→ **Recorded information**
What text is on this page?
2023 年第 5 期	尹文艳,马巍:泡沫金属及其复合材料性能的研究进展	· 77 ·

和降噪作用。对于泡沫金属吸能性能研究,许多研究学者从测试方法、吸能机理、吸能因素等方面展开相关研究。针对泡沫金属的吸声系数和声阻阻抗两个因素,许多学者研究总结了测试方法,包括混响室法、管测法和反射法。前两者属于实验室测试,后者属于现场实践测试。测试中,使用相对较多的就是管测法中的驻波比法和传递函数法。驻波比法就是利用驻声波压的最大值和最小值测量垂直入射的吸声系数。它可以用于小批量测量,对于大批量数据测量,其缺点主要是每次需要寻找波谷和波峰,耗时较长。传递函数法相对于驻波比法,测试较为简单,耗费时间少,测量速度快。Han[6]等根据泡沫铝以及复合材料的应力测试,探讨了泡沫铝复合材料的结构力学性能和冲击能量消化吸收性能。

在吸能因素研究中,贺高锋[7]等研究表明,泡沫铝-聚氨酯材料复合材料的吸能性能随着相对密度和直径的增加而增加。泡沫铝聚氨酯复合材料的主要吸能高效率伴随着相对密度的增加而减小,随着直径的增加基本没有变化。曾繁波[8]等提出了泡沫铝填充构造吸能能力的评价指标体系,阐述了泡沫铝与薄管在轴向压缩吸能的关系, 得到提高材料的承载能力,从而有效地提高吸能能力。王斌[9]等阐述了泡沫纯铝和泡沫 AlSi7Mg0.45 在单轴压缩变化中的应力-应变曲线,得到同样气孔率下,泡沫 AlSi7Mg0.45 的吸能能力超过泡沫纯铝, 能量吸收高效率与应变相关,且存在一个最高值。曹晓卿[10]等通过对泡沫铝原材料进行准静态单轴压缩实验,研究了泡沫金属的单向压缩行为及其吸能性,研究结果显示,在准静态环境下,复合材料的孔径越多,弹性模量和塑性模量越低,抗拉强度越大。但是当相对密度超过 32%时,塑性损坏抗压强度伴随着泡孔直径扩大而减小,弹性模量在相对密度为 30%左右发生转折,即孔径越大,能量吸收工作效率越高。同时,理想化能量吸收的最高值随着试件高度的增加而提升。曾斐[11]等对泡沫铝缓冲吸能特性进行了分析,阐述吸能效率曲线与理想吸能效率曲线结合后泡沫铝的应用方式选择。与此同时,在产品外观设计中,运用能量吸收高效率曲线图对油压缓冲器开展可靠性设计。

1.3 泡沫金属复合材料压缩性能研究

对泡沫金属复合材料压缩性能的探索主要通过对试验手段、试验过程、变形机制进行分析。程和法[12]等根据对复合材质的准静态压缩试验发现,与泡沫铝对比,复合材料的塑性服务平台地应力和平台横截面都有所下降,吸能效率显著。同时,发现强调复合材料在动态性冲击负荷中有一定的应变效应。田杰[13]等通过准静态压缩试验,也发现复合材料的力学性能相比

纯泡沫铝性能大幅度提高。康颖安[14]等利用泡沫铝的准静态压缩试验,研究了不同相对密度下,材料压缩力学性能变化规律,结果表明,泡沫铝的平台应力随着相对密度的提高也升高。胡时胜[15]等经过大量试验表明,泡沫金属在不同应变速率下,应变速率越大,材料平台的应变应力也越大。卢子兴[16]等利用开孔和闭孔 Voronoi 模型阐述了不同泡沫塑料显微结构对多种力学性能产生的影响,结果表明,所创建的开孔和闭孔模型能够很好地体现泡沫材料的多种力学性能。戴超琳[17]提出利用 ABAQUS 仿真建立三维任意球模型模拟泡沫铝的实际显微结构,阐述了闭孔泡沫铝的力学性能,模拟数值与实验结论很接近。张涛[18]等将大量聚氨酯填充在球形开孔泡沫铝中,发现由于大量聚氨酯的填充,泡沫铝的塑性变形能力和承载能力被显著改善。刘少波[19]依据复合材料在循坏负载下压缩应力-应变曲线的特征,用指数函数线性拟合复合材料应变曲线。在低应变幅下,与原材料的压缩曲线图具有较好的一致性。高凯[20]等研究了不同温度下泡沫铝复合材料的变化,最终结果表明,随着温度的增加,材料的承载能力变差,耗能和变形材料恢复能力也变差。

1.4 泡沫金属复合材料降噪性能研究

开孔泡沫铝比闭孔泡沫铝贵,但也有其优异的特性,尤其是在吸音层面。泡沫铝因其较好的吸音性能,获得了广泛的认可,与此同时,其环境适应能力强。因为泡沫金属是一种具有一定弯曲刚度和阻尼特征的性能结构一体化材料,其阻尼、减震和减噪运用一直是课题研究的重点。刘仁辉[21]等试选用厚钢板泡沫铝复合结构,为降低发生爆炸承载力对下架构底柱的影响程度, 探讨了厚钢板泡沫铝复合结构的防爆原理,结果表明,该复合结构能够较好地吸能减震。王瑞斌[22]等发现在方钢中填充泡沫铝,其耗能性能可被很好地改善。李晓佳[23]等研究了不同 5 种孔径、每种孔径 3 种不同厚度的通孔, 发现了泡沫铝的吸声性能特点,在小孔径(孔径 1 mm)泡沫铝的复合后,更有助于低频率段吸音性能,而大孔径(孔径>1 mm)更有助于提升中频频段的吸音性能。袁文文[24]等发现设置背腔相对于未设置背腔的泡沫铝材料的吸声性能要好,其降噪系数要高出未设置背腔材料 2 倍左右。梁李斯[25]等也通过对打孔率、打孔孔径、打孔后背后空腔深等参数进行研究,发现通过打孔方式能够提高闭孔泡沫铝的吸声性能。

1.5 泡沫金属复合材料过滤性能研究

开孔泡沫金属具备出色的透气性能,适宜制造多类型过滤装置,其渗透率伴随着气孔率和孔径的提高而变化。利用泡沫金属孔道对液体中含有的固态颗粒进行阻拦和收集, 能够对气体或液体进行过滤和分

→ **Directions**
Make a copy of each line that contains the string "与此同时".

→ **Output of the exercise**
在吸能因素研究中,贺高锋[7]等研究表明,泡沫铝-聚氨酯材料复合材料的吸能性能随着相对密度和直径的增加而增加。泡沫铝聚氨酯复合材料的主要吸能高效率伴随着相对密度的增加而减小,随着直径的增加基本没有变化。曾繁波[8]等提出了泡沫铝填充构造吸能能力的评价指标体系,阐述了泡沫铝与薄管在轴向压缩吸能的关系, 得到提高材料的承载能力,从而有效地提高吸能能力。王斌[9]等阐述了泡沫纯铝和泡沫 AlSi7Mg0.45 在单轴压缩变化中的应力-应变曲线,得到同样气孔率下,泡沫 AlSi7Mg0.45 的吸能能力超过泡沫纯铝, 能量吸收高效率与应变相关,且存在一个最高值。曹晓卿[10]等通过对泡沫铝原材料进行准静态单轴压缩实验,研究了泡沫金属的单向压缩行为及其吸能性,研究结果显示,在准静态环境下,复合材料的孔径越多,弹性模量和塑性模量越低,抗拉强度越大。但是当相对密度超过 32%时,塑性损坏抗压强度伴随着泡孔直径扩大而减小,弹性模量在相对密度为 30%左右发生转折,即孔径越大,能量吸收工作效率越高。同时,理想化能量吸收的最高值随着试件高度的增加而提升。曾斐[11]等对泡沫铝缓冲吸能特性进行了分析,阐述吸能效率曲线与理想吸能效率曲线结合后泡沫铝的应用方式选择。与此同时,在产品外观设计中,运用能量吸收高效率曲线图对油压缓冲器开展可靠性设计。
开孔泡沫铝比闭孔泡沫铝贵,但也有其优异的特性,尤其是在吸音层面。泡沫铝因其较好的吸音性能,获得了广泛的认可,与此同时,其环境适应能力强。因为泡沫金属是一种具有一定弯曲刚度和阻尼特征的性能结构一体化材料,其阻尼、减震和减噪运用一直是课题研究的重点。刘仁辉[21]等试选用厚钢板泡沫铝复合结构,为降低发生爆炸承载力对下架构底柱的影响程度, 探讨了厚钢板泡沫铝复合结构的防爆原理,结果表明,该复合结构能够较好地吸能减震。王瑞斌[22]等发现在方钢中填充泡沫铝,其耗能性能可被很好地改善。李晓佳[23]等研究了不同 5 种孔径、每种孔径 3 种不同厚度的通孔, 发现了泡沫铝的吸声性能特点,在小孔径(孔径 1 mm)泡沫铝的复合后,更有助于低频率段吸音性能,而大孔径(孔径>1 mm)更有助于提升中频频段的吸音性能。袁文文[24]等发现设置背腔相对于未设置背腔的泡沫铝材料的吸声性能要好,其降噪系数要高出未设置背腔材料 2 倍左右。梁李斯[25]等也通过对打孔率、打孔孔径、打孔后背后空腔深等参数进行研究,发现通过打孔方式能够提高闭孔泡沫铝的吸声性能。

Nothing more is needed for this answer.